§ **DATA LISTING**:
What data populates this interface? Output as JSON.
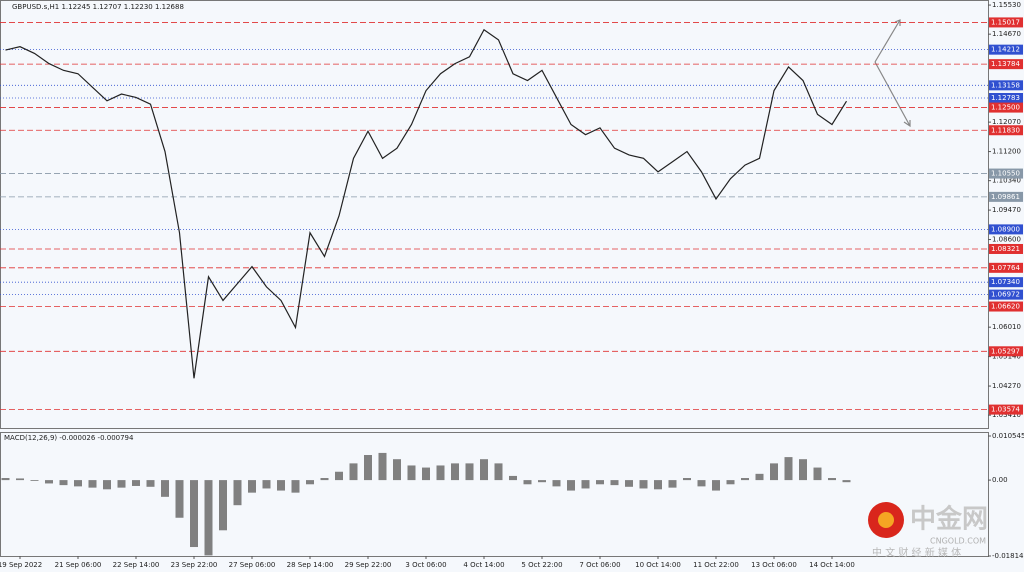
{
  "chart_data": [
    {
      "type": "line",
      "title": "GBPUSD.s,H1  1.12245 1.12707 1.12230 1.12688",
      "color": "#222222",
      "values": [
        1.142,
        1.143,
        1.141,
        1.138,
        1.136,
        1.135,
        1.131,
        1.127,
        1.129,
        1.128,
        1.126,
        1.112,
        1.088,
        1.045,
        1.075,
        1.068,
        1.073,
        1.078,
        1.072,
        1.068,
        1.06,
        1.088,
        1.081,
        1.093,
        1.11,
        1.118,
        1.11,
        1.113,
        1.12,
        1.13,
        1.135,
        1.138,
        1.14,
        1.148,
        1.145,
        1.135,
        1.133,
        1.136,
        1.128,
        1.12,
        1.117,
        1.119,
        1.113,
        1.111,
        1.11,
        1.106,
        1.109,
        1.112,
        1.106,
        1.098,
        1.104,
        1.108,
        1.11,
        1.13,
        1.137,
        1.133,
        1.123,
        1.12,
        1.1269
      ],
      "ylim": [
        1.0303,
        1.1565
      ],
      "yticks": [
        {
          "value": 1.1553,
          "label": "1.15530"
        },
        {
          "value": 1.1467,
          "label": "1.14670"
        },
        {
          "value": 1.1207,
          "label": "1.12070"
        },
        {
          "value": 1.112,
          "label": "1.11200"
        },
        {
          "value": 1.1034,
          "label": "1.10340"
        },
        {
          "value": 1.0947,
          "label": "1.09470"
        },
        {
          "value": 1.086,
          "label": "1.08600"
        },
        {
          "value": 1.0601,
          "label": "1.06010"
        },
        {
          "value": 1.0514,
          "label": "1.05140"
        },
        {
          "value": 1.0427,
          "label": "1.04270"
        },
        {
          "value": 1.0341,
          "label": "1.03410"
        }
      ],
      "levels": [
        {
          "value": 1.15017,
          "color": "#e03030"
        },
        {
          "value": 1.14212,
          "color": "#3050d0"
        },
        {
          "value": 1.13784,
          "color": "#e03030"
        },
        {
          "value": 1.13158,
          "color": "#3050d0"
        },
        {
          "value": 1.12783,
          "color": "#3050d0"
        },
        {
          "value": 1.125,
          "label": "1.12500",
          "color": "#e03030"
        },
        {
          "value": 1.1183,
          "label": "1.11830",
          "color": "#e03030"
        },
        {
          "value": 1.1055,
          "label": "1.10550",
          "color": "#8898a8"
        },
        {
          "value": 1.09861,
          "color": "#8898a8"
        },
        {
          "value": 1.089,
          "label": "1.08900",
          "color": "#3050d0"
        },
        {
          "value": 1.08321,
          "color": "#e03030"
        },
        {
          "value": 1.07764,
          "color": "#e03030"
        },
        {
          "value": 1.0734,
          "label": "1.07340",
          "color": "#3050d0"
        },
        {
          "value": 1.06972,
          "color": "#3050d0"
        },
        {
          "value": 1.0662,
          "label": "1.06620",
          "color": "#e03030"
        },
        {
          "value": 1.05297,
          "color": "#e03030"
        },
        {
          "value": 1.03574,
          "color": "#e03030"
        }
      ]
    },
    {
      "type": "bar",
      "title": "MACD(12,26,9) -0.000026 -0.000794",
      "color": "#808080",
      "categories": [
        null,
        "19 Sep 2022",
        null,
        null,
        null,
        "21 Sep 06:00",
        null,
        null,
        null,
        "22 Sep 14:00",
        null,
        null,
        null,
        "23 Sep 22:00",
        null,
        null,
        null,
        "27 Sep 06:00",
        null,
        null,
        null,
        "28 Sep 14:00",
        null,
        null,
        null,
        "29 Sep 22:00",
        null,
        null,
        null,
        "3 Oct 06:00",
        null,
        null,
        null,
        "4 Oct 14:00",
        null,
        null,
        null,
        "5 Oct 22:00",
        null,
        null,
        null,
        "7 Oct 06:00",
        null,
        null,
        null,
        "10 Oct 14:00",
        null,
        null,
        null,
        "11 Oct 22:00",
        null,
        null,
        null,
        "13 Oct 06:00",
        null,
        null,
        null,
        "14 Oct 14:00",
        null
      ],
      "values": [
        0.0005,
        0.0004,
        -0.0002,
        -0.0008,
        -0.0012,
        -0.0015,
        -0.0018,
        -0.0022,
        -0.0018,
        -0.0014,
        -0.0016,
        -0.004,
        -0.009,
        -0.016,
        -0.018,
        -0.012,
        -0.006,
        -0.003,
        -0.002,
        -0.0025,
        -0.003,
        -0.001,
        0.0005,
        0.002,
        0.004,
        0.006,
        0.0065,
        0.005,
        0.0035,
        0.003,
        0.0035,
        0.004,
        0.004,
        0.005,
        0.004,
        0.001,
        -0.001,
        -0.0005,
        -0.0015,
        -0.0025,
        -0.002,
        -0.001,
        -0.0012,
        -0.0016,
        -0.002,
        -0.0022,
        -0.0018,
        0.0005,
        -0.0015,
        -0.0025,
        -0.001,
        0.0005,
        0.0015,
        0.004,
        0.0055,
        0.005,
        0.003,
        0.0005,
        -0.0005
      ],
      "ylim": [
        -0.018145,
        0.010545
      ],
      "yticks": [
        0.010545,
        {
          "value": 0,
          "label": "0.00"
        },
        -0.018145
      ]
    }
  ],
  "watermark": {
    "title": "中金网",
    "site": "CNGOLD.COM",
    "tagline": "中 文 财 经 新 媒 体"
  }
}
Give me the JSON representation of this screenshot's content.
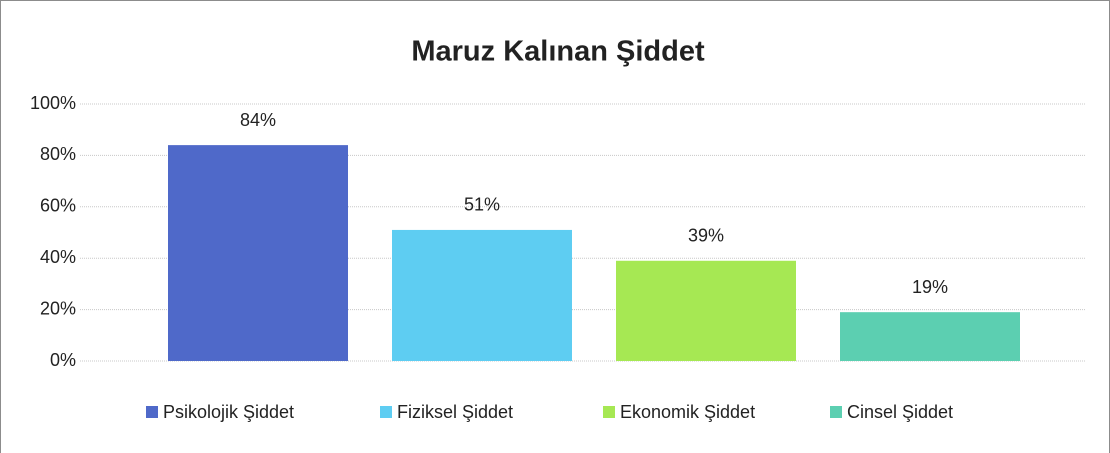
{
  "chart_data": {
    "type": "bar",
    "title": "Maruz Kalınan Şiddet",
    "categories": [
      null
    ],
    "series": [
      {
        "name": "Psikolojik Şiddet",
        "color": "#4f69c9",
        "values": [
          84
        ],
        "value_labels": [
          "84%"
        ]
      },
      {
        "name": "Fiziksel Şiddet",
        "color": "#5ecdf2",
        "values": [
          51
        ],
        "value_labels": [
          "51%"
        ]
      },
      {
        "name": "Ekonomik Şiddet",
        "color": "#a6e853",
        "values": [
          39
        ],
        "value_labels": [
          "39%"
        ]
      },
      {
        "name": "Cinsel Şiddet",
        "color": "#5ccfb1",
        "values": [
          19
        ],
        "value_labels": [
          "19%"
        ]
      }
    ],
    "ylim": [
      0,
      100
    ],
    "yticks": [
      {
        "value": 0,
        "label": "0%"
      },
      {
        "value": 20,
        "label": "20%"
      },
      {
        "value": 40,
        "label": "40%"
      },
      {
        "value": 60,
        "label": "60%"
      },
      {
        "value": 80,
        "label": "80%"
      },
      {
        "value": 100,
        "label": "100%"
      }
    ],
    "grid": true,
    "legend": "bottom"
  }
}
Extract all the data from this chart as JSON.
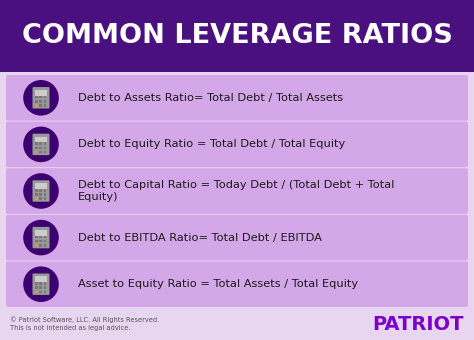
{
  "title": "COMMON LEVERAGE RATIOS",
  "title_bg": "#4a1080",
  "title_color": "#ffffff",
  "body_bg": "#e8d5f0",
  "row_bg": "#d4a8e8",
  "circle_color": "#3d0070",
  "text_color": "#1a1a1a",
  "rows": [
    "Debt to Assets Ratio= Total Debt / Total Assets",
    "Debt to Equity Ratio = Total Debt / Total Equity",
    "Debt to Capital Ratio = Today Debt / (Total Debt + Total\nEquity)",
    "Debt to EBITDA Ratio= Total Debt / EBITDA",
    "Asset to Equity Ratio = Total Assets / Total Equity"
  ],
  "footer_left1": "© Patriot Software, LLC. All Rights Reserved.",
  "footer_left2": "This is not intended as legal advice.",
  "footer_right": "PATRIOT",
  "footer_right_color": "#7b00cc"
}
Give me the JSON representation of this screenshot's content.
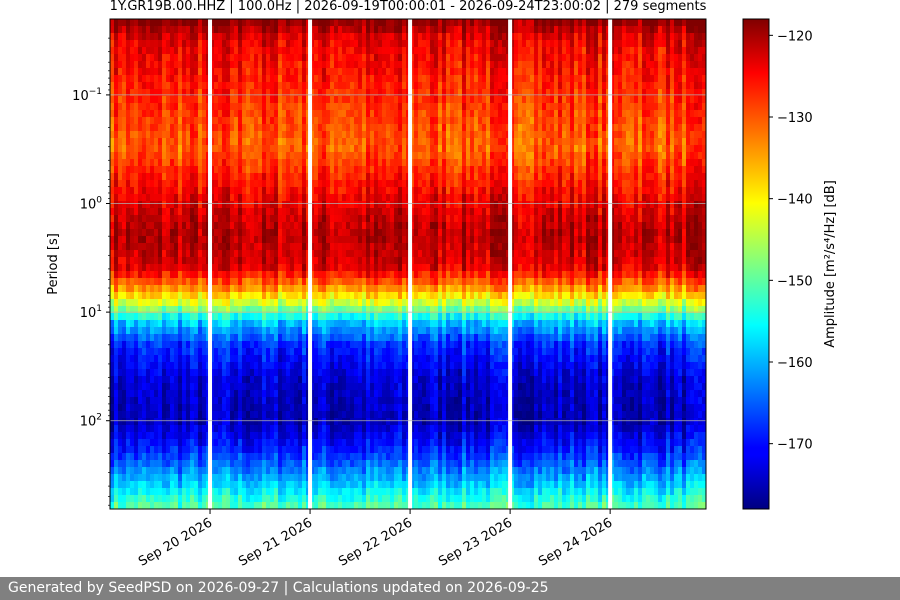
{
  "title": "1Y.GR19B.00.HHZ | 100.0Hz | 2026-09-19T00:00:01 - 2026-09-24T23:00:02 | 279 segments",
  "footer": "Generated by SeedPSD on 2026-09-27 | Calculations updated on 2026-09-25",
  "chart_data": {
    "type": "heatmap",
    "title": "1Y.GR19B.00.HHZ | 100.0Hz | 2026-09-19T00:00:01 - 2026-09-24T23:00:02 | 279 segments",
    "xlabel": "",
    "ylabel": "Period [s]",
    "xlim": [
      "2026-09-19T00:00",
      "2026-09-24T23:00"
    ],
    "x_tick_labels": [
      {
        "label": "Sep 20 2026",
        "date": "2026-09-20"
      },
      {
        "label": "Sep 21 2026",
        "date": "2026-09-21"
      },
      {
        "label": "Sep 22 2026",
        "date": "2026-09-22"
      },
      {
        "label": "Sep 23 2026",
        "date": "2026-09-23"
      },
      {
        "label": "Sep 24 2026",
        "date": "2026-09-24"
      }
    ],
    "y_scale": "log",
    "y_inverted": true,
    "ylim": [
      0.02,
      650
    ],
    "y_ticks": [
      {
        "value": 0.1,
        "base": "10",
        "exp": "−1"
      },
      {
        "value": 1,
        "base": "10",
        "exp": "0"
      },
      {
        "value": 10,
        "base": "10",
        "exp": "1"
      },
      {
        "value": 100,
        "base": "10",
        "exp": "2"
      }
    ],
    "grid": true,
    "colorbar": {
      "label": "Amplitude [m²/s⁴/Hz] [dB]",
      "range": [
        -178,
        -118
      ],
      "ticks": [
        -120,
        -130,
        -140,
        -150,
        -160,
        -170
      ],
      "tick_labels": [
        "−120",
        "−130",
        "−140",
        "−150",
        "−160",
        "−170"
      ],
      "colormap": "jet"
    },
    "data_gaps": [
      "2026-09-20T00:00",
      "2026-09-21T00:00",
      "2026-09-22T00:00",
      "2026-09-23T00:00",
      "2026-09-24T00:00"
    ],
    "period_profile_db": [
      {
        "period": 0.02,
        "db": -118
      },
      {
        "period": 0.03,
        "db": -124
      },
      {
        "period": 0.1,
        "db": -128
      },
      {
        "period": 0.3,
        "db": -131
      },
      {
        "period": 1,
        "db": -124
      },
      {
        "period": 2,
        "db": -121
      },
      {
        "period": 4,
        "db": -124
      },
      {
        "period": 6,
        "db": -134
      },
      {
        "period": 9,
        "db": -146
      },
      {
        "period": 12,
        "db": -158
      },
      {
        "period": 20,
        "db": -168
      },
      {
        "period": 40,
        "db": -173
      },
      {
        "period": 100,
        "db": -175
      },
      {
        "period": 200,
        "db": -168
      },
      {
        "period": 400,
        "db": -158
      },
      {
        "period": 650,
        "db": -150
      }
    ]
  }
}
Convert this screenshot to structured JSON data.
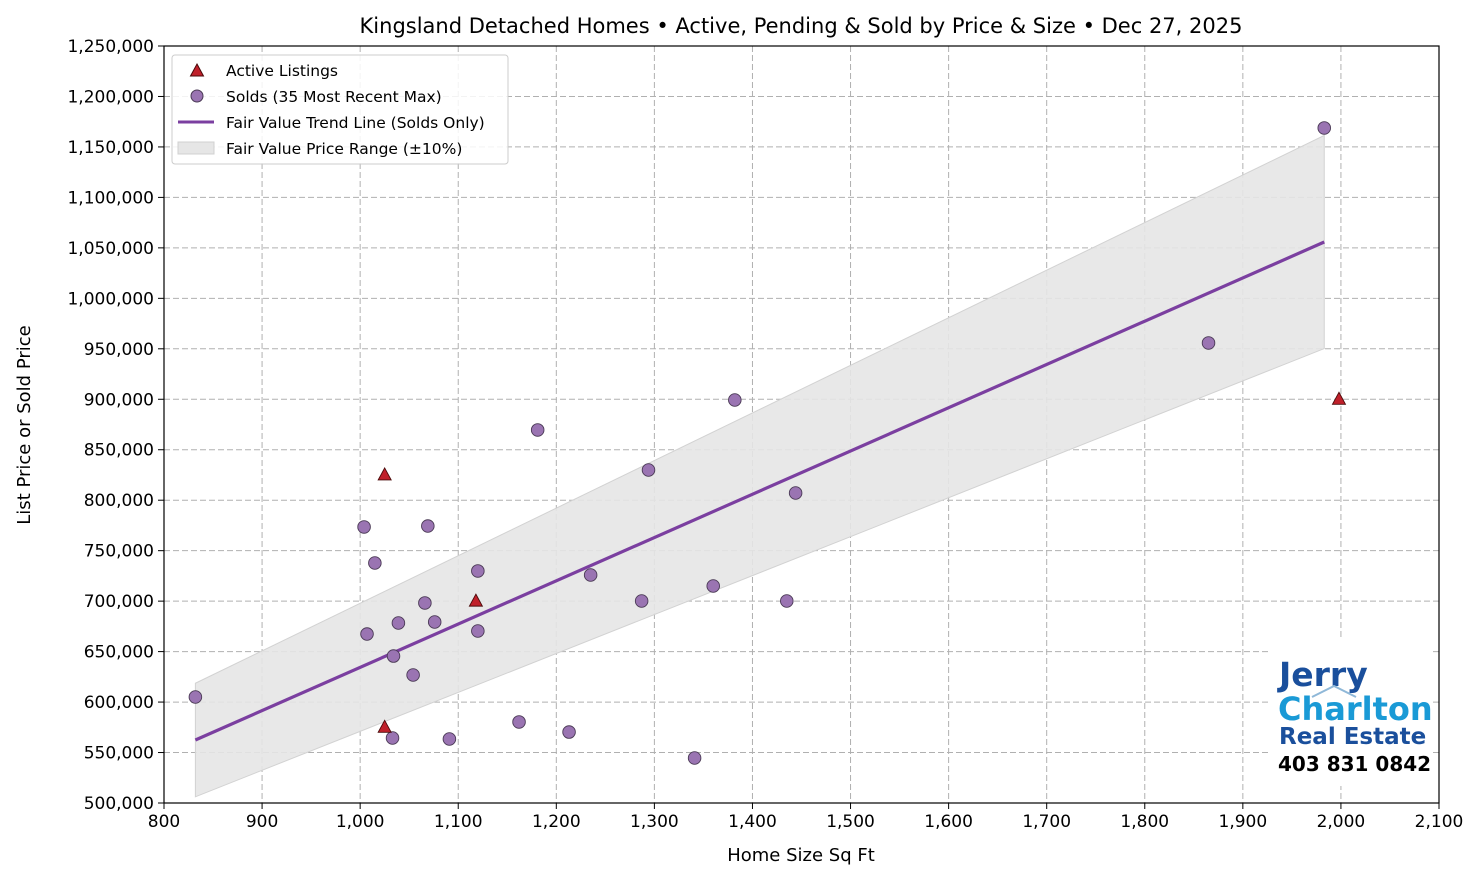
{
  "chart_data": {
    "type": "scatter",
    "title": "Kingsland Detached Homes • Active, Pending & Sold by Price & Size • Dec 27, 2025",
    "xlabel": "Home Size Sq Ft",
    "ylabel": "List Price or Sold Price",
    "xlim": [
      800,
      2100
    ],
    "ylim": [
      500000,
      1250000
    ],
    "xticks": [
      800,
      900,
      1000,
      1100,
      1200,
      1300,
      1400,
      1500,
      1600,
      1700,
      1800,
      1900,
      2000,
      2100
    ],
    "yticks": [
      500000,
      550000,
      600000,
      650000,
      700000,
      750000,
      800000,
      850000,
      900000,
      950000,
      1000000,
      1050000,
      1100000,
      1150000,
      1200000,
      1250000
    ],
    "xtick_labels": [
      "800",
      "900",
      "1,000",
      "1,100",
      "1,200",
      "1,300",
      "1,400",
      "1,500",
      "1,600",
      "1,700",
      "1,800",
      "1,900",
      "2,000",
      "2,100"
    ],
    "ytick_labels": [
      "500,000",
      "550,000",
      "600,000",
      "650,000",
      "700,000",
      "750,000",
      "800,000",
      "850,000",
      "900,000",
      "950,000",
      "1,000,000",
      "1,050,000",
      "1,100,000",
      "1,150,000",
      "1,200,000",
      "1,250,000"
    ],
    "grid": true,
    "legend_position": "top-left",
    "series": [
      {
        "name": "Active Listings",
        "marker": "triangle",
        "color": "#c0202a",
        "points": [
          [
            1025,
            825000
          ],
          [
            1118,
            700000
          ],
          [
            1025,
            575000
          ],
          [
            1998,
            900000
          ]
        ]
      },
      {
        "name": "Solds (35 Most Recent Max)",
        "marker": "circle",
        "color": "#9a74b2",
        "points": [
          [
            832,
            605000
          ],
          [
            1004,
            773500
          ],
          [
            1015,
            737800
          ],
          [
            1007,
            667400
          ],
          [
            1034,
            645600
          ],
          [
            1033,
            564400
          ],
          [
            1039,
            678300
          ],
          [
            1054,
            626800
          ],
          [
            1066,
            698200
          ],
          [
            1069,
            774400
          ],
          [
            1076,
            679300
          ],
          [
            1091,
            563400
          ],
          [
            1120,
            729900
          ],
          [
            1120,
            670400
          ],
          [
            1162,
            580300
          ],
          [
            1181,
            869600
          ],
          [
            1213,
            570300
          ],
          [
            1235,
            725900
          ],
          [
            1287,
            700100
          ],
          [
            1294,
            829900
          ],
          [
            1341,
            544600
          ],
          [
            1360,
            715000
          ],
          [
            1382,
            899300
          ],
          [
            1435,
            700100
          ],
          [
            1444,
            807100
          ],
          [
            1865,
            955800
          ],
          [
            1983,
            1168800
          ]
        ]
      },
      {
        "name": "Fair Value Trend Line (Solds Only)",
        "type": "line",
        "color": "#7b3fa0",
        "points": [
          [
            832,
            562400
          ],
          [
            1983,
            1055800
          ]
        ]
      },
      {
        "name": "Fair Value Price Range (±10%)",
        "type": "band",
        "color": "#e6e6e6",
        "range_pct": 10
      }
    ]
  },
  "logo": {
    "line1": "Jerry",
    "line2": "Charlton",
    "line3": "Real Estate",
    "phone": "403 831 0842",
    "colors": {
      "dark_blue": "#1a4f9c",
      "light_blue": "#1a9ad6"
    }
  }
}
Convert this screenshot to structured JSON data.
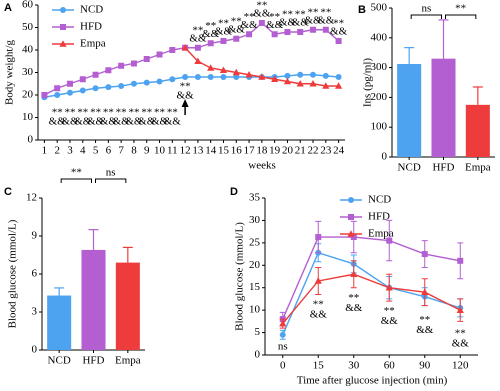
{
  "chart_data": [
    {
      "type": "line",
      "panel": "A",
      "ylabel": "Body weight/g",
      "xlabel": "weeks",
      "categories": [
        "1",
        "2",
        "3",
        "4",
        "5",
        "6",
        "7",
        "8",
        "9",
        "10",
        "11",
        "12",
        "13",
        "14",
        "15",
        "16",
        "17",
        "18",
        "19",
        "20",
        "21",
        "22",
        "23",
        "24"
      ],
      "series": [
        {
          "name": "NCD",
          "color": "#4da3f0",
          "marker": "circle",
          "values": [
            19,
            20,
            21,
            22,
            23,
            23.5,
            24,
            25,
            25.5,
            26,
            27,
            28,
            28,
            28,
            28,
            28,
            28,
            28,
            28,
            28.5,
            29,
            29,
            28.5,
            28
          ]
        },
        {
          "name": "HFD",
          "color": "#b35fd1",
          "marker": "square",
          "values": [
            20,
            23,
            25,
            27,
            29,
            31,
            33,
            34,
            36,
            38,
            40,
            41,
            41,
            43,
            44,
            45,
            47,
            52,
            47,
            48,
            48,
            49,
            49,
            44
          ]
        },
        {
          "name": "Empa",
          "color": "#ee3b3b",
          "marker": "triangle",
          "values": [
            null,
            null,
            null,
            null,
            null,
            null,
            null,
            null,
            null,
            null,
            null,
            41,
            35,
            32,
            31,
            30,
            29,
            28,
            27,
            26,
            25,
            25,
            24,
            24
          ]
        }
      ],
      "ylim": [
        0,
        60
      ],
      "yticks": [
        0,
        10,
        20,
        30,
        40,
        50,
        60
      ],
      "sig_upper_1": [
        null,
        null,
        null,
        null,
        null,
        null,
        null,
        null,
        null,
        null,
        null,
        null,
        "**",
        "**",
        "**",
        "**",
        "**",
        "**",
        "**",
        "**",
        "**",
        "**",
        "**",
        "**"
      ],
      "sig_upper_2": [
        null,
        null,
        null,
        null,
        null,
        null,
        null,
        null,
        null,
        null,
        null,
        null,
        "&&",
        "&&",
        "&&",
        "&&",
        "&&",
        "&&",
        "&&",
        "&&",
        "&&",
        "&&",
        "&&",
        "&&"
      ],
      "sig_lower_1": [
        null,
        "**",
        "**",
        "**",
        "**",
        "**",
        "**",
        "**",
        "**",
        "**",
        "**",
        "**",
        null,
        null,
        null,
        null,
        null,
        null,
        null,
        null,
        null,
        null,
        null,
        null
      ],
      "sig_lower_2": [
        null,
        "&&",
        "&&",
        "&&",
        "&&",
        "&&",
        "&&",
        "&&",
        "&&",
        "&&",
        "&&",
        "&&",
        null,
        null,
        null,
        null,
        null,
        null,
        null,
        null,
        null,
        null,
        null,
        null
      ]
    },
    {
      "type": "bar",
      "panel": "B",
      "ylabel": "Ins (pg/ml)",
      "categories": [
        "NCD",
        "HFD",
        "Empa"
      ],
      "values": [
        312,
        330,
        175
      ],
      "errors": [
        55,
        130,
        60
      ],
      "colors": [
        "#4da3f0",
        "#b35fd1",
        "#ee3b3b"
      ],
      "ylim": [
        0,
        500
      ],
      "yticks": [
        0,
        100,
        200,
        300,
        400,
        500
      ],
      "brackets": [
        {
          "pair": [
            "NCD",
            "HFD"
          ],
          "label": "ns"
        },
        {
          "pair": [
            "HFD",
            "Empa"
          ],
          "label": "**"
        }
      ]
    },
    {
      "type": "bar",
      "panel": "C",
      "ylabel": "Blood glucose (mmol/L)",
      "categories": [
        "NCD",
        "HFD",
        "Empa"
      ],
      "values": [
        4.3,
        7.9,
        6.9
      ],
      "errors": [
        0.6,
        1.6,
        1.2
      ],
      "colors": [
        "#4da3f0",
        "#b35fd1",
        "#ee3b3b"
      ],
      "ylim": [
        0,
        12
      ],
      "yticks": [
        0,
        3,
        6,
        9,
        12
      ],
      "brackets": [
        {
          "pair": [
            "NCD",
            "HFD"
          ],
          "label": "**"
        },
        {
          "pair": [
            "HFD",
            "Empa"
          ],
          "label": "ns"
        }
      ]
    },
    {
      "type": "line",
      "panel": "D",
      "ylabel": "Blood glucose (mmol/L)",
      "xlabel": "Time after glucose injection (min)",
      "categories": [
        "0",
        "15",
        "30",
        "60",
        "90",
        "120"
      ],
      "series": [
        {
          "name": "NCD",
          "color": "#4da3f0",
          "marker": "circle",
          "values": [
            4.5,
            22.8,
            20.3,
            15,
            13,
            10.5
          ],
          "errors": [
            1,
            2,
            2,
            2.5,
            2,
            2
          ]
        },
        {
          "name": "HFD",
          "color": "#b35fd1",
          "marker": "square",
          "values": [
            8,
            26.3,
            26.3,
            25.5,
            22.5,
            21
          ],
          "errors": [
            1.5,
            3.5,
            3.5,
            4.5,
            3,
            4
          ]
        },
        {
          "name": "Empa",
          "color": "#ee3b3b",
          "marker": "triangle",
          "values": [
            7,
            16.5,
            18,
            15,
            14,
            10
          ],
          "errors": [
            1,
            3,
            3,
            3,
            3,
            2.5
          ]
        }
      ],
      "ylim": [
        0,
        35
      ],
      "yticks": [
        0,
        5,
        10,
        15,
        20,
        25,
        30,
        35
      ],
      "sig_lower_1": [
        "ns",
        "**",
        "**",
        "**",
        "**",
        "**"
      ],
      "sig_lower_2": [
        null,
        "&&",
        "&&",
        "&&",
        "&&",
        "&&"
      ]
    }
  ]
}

§ **CHALLENGE**:
Among the records above, find each line holding the string "Total" and pull it out.

§ **RIGHT ANSWER**:
    "Debt to Assets Ratio= Total Debt / Total Assets",
    "Debt to Equity Ratio = Total Debt / Total Equity",
    "Debt to Capital Ratio = Today Debt / (Total Debt + Total\nEquity)",
    "Debt to EBITDA Ratio= Total Debt / EBITDA",
    "Asset to Equity Ratio = Total Assets / Total Equity"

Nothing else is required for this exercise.